**Tasks**.
**1)** Return everything in the thread on the read_sas catalog error from "Thanks @joshuaborn, much" down to "Haven version 2.5.1.", copied word for word.
**2)** Take the thread on the read_sas catalog error further, picking up right after its final sentence.

**Source excerpt**.
————
Hi @joshuaborn, I haven't had a chance to look at this yet unfortunately but hopefully will over the next few weeks.

There's no guarantee that this is the same issue affecting you. Would you be able to provide an example file that I can test by any chance?

joshuaborn commented 2 years ago

Hi, @gorcha . The particular file I first encountered the issue with was a restricted use file, but I've seen it with at least one other data set since then. I should have some time this weekend to try it out with public use data files, and if I can replicate it, I'll share.

gorcha commented 2 years ago

Thanks @joshuaborn, much appreciated!

joshuaborn commented 1 year ago

NSFG_example.zip

I neglected to follow-up on this back in September, but I was using Haven today and found a good example of this issue with public use data. Attached are four files from the National Survey of Family Growth 2017-2019 public use data. The d2017_2019femresp.sas7bdat and d2017_2019femresp.sas7bcat pair load using read_sas just fine, but trying to use read_sas with the d2017_2019fempreg.sas7bdat and d2017_2019fempreg.sas7bcat pair leads to an error message of the form

Error: Failed to parse .../d2017_2019fempreg.sas7bcat: Invalid file, or file has unsupported features.

Using read_sas on just d2017_2019fempreg.sas7bdat without the catalog file works.

I'm using R version 4.2.2 on Windows 11 with Haven version 2.5.1.

The interesting thing about this example is that the pregnancy data table (d2017_2019fempreg) is ultimately derived from the female respondents table (d2017_2019femresp). I tried examining the two catalog files in SAS using PROC CATALOG, but didn't see anything obvious in one, but not the other.
————
Layout coordinate data
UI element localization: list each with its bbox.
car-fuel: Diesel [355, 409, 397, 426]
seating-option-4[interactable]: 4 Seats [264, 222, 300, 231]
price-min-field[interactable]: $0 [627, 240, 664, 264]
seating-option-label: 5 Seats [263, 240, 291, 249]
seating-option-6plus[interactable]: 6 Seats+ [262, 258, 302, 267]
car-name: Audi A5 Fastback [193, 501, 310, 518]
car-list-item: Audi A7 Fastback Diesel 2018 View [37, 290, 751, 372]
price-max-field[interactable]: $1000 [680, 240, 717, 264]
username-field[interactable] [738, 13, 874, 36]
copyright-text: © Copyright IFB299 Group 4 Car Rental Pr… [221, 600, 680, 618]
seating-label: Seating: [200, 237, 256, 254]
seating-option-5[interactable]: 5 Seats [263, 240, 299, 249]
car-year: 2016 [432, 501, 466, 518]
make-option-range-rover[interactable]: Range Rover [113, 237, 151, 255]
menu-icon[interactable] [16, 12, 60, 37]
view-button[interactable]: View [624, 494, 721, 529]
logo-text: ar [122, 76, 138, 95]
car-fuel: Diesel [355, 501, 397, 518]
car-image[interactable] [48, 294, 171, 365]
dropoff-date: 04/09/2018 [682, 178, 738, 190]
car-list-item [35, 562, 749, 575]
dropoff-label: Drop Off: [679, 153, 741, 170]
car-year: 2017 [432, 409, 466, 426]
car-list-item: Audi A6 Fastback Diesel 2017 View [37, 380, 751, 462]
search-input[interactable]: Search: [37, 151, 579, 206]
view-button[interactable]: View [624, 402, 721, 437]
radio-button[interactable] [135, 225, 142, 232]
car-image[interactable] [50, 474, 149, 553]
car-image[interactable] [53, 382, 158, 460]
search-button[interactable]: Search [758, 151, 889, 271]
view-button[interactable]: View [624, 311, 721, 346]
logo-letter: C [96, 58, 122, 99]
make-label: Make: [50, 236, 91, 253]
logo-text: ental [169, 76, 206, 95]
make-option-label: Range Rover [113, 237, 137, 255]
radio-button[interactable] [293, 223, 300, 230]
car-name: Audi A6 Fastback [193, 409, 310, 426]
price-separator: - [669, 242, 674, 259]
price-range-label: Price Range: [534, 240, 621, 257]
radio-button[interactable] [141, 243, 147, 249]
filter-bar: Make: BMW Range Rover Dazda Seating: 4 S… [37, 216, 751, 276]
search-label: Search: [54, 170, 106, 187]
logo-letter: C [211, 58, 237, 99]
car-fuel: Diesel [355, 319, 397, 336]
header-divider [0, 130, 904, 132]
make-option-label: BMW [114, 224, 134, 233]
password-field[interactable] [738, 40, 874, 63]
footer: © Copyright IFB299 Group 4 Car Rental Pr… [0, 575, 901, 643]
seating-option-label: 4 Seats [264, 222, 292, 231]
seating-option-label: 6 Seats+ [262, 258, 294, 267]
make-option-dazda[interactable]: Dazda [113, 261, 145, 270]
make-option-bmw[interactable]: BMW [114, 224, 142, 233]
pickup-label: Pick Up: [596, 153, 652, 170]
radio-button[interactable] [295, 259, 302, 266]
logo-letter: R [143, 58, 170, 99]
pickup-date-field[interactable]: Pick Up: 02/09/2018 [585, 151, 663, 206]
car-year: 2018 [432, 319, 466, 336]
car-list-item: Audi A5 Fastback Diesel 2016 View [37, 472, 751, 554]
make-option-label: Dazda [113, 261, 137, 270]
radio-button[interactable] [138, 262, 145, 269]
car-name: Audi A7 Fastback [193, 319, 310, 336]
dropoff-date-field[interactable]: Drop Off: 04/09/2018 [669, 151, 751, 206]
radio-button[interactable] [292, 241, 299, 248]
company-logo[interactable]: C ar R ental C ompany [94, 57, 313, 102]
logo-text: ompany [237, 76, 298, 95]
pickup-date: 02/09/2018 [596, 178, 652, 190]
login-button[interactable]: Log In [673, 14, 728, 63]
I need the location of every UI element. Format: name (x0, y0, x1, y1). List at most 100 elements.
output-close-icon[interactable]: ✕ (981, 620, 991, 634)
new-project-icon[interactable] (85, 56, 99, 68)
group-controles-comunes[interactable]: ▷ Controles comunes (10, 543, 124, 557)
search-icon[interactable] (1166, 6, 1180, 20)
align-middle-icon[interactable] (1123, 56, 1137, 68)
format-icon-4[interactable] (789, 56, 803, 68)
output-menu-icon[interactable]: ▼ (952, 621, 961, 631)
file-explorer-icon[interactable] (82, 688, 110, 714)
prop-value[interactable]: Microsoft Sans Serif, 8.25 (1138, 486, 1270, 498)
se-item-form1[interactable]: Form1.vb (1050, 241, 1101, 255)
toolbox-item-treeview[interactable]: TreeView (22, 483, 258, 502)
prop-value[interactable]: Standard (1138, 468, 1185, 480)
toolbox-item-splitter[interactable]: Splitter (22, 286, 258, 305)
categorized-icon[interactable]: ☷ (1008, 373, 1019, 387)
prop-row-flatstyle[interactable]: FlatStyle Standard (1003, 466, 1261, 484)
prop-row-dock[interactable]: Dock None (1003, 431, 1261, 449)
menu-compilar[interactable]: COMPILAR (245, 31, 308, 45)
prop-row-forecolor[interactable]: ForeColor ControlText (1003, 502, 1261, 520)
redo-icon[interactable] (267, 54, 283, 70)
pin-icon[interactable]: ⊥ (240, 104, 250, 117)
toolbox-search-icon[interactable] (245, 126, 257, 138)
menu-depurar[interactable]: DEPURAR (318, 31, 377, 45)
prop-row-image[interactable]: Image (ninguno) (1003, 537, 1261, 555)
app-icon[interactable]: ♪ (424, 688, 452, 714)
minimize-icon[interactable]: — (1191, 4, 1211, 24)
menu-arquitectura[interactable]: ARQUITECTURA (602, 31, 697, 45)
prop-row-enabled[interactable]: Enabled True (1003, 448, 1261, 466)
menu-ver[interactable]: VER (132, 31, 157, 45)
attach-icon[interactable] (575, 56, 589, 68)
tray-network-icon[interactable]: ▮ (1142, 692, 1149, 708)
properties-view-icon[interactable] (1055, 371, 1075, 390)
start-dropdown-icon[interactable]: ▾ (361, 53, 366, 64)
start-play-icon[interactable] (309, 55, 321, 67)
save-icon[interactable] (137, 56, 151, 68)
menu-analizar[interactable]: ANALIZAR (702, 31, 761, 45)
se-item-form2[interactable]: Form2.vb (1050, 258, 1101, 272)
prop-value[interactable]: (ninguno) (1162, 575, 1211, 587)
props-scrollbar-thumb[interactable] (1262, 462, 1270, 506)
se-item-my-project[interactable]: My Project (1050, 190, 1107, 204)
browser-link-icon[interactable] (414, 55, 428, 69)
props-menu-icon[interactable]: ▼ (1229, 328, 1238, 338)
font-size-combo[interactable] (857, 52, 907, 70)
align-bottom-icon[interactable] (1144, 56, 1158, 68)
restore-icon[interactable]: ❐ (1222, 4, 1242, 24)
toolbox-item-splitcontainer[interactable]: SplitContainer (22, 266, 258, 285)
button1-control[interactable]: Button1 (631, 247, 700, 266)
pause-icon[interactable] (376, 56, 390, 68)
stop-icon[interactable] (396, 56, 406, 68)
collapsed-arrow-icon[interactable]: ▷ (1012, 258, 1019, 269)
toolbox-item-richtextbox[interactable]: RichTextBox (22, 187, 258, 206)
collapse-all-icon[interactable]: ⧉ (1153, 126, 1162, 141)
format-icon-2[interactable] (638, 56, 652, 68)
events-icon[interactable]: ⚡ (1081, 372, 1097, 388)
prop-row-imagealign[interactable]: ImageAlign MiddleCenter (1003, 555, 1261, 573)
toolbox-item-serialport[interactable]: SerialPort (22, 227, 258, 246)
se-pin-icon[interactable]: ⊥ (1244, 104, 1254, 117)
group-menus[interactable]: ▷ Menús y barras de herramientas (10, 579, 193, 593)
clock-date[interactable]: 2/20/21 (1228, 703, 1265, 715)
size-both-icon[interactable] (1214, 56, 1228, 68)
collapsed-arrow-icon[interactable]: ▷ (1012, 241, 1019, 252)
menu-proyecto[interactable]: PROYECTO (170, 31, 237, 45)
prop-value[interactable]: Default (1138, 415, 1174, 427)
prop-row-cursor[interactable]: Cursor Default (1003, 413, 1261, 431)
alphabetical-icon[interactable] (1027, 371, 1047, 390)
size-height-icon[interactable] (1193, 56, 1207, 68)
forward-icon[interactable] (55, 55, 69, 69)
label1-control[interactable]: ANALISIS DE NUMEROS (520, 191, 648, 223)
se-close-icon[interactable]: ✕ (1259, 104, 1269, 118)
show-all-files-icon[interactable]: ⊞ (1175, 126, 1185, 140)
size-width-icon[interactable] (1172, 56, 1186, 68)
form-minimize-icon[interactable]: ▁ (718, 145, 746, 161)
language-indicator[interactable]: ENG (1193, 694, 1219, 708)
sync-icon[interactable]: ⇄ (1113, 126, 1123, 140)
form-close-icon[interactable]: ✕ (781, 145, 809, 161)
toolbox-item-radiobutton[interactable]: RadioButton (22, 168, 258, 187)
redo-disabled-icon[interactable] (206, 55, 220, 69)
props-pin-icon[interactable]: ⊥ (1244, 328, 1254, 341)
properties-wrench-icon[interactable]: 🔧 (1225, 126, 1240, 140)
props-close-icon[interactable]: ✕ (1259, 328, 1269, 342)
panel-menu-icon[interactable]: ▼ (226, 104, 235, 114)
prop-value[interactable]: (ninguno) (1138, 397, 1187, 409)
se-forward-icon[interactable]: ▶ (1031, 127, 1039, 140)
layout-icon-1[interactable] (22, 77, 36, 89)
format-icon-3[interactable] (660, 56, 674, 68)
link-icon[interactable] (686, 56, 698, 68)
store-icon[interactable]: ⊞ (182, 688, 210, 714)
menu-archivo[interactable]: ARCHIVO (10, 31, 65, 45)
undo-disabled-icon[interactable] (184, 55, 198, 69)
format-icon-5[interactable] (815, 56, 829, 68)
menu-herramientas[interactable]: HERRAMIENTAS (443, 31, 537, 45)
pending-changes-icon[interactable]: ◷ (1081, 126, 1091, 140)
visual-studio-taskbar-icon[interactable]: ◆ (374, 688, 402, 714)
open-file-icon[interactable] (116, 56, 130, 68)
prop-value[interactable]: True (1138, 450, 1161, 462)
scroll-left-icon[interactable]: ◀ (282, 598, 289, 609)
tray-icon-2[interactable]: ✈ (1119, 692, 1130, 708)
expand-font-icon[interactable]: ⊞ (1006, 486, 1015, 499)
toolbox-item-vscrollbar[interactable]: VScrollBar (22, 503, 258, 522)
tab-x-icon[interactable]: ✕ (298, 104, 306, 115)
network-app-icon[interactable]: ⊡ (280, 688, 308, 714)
————
**Per-task answers**.
**1)**
Thanks @joshuaborn, much appreciated!

joshuaborn commented 1 year ago

NSFG_example.zip

I neglected to follow-up on this back in September, but I was using Haven today and found a good example of this issue with public use data. Attached are four files from the National Survey of Family Growth 2017-2019 public use data. The d2017_2019femresp.sas7bdat and d2017_2019femresp.sas7bcat pair load using read_sas just fine, but trying to use read_sas with the d2017_2019fempreg.sas7bdat and d2017_2019fempreg.sas7bcat pair leads to an error message of the form

Error: Failed to parse .../d2017_2019fempreg.sas7bcat: Invalid file, or file has unsupported features.

Using read_sas on just d2017_2019fempreg.sas7bdat without the catalog file works.

I'm using R version 4.2.2 on Windows 11 with Haven version 2.5.1.

**2)**
As an aside, since these parse errors seem to happen with catalog files more than with regular SAS data files, maybe it would be worth adding to Haven the ability to side-load value labels from a sas7bdat file or even a CSV file? It seems pretty straightforward to load another table and call labelled as needed, and SAS can export its value labels to a regular data table easily with PROC CONTENTS, etc. I would be willing to work on this, since it would save me time in the long run.

gorcha commented 1 year ago

Hi @joshuaborn, thanks for the extra example file - there have been a few recent updates in the dev version of ReadStat for catalog file reading that might resolve these issues, I'll check it out.

I suspect this is a little different to the initial problem in this issue (which was specifically a problem with Unix 64 bit file formats), but there are some other bugs that have been fixed that might affect this one.

gorcha commented 1 year ago

Hi @joshuaborn, can confirm that the recent ReadStat changes have fixed the issue with this file. They've just released an update over there so these should be in haven shortly!

joshuaborn commented 1 year ago

Hi, @gorcha. Thanks for confirming that! And my apologies for resurrecting the wrong issue thread.

gorcha commented 1 year ago

No worries at all!